What you need to do ▸
From the entries below, extract every line that includes the word "name".

(Dataset excerpts)
--

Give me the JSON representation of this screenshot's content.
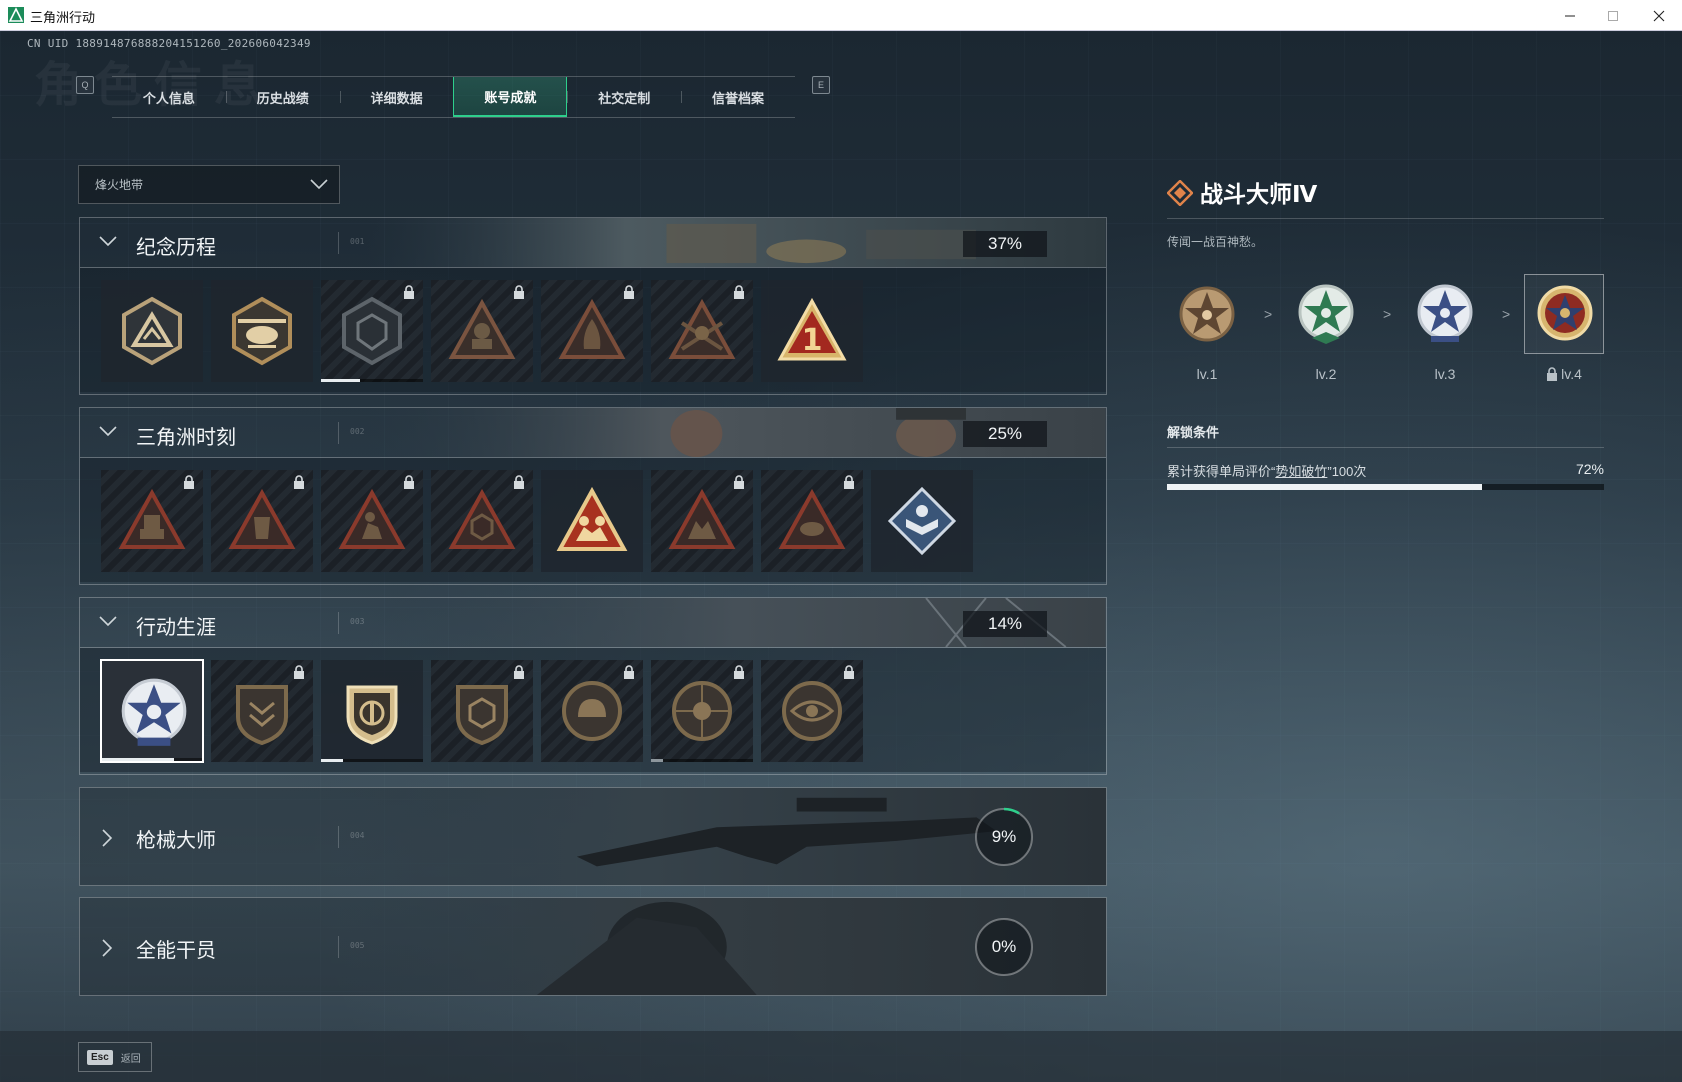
{
  "window": {
    "title": "三角洲行动"
  },
  "uid": "CN UID 1889148768882041512​60_202606042349",
  "bg_title": "角色信息",
  "tabs": {
    "prev_key": "Q",
    "next_key": "E",
    "items": [
      {
        "label": "个人信息",
        "active": false
      },
      {
        "label": "历史战绩",
        "active": false
      },
      {
        "label": "详细数据",
        "active": false
      },
      {
        "label": "账号成就",
        "active": true
      },
      {
        "label": "社交定制",
        "active": false
      },
      {
        "label": "信誉档案",
        "active": false
      }
    ]
  },
  "mode_select": {
    "value": "烽火地带"
  },
  "categories": [
    {
      "name": "纪念历程",
      "code": "001",
      "percent": "37%",
      "expanded": true
    },
    {
      "name": "三角洲时刻",
      "code": "002",
      "percent": "25%",
      "expanded": true
    },
    {
      "name": "行动生涯",
      "code": "003",
      "percent": "14%",
      "expanded": true
    },
    {
      "name": "枪械大师",
      "code": "004",
      "percent": "9%",
      "progress": 0.09,
      "expanded": false
    },
    {
      "name": "全能干员",
      "code": "005",
      "percent": "0%",
      "progress": 0.0,
      "expanded": false
    }
  ],
  "detail": {
    "title": "战斗大师Ⅳ",
    "description": "传闻一战百神愁。",
    "levels": [
      "lv.1",
      "lv.2",
      "lv.3",
      "lv.4"
    ],
    "separator": ">",
    "unlock_title": "解锁条件",
    "condition_prefix": "累计获得单局评价“",
    "condition_link": "势如破竹",
    "condition_suffix": "”100次",
    "condition_percent": "72%",
    "condition_progress": 0.72
  },
  "footer": {
    "esc_key": "Esc",
    "esc_label": "返回"
  },
  "colors": {
    "accent": "#2ecf8c",
    "gold": "#c7a26a",
    "rust": "#c0392b"
  }
}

--

Task result ▸
      "name": "纪念历程",
      "name": "三角洲时刻",
      "name": "行动生涯",
      "name": "枪械大师",
      "name": "全能干员",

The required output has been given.